** REQUIREMENTS **
Write out every entry precisely as given, leaving the pictures out.

— start of DATA SUPPLIED —

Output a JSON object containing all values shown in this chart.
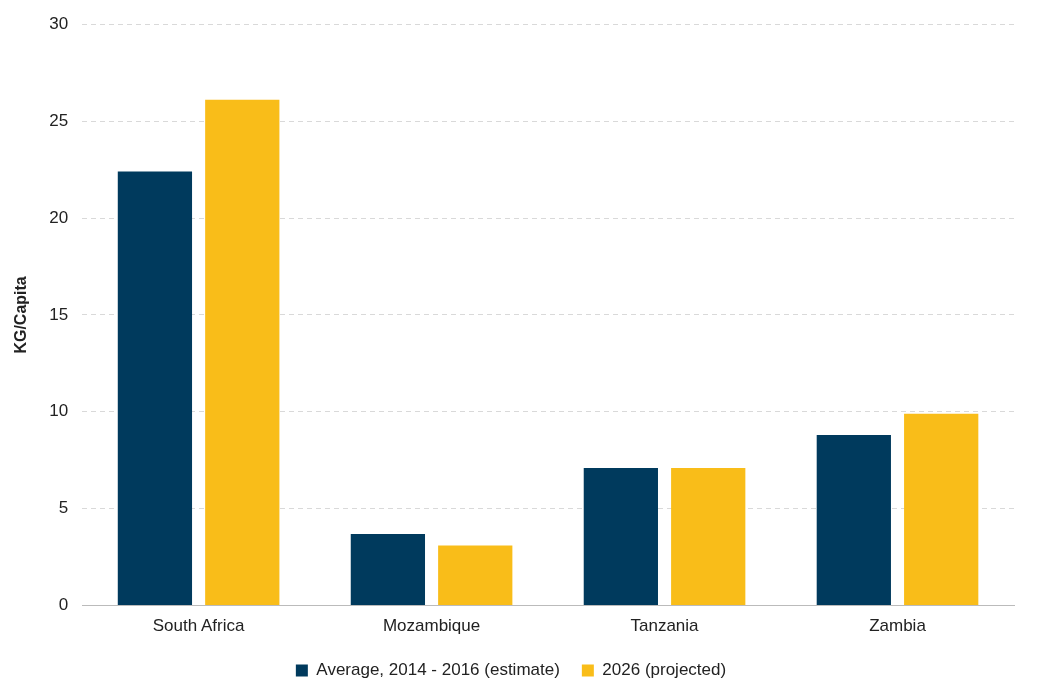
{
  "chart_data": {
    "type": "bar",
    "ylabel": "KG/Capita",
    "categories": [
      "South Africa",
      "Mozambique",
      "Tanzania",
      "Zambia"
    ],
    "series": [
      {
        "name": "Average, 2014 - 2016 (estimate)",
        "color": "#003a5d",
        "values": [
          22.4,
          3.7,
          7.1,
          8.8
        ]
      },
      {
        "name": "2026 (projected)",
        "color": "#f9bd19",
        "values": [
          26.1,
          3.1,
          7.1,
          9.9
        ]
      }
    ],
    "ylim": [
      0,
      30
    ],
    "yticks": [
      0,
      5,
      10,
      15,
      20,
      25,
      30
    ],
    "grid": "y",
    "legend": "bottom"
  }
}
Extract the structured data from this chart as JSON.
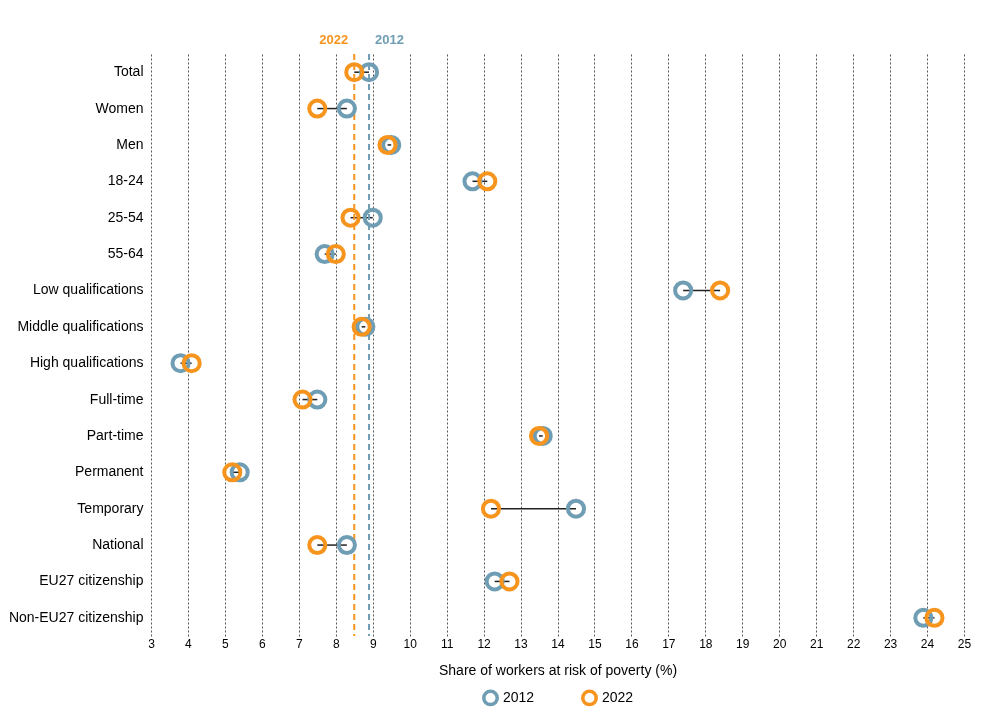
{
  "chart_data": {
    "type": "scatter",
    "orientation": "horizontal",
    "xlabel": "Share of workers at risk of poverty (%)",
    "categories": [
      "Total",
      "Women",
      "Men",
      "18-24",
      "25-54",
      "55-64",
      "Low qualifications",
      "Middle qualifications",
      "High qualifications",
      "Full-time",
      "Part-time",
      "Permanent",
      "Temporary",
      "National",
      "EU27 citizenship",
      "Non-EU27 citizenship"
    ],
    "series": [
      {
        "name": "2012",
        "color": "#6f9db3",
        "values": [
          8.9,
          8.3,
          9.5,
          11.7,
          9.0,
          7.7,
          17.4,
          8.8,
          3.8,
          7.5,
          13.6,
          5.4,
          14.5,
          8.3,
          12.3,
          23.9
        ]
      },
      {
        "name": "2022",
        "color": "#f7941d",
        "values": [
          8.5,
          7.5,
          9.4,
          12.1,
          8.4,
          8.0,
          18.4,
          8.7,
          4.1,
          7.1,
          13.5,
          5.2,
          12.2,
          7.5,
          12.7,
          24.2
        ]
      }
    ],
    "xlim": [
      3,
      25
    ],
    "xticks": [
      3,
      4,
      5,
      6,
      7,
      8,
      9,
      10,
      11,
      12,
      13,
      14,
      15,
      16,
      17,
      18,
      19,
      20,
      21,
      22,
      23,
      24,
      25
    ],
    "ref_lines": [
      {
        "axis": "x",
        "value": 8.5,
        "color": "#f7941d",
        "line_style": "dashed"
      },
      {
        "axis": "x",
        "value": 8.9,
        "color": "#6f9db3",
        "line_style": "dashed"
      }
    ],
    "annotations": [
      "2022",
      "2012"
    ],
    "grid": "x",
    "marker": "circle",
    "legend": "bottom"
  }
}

— end of DATA SUPPLIED —

** REPLY TO THE EXERCISE **
Output a JSON object containing all values shown in this chart.
{
  "chart_data": {
    "type": "bar",
    "ylabel": "KG/Capita",
    "categories": [
      "South Africa",
      "Mozambique",
      "Tanzania",
      "Zambia"
    ],
    "series": [
      {
        "name": "Average, 2014 - 2016 (estimate)",
        "color": "#003a5d",
        "values": [
          22.4,
          3.7,
          7.1,
          8.8
        ]
      },
      {
        "name": "2026 (projected)",
        "color": "#f9bd19",
        "values": [
          26.1,
          3.1,
          7.1,
          9.9
        ]
      }
    ],
    "ylim": [
      0,
      30
    ],
    "yticks": [
      0,
      5,
      10,
      15,
      20,
      25,
      30
    ],
    "grid": "y",
    "legend": "bottom"
  }
}
Extract the structured data from this chart as JSON.
{
  "chart_data": {
    "type": "scatter",
    "orientation": "horizontal",
    "xlabel": "Share of workers at risk of poverty (%)",
    "categories": [
      "Total",
      "Women",
      "Men",
      "18-24",
      "25-54",
      "55-64",
      "Low qualifications",
      "Middle qualifications",
      "High qualifications",
      "Full-time",
      "Part-time",
      "Permanent",
      "Temporary",
      "National",
      "EU27 citizenship",
      "Non-EU27 citizenship"
    ],
    "series": [
      {
        "name": "2012",
        "color": "#6f9db3",
        "values": [
          8.9,
          8.3,
          9.5,
          11.7,
          9.0,
          7.7,
          17.4,
          8.8,
          3.8,
          7.5,
          13.6,
          5.4,
          14.5,
          8.3,
          12.3,
          23.9
        ]
      },
      {
        "name": "2022",
        "color": "#f7941d",
        "values": [
          8.5,
          7.5,
          9.4,
          12.1,
          8.4,
          8.0,
          18.4,
          8.7,
          4.1,
          7.1,
          13.5,
          5.2,
          12.2,
          7.5,
          12.7,
          24.2
        ]
      }
    ],
    "xlim": [
      3,
      25
    ],
    "xticks": [
      3,
      4,
      5,
      6,
      7,
      8,
      9,
      10,
      11,
      12,
      13,
      14,
      15,
      16,
      17,
      18,
      19,
      20,
      21,
      22,
      23,
      24,
      25
    ],
    "ref_lines": [
      {
        "axis": "x",
        "value": 8.5,
        "color": "#f7941d",
        "line_style": "dashed"
      },
      {
        "axis": "x",
        "value": 8.9,
        "color": "#6f9db3",
        "line_style": "dashed"
      }
    ],
    "annotations": [
      "2022",
      "2012"
    ],
    "grid": "x",
    "marker": "circle",
    "legend": "bottom"
  }
}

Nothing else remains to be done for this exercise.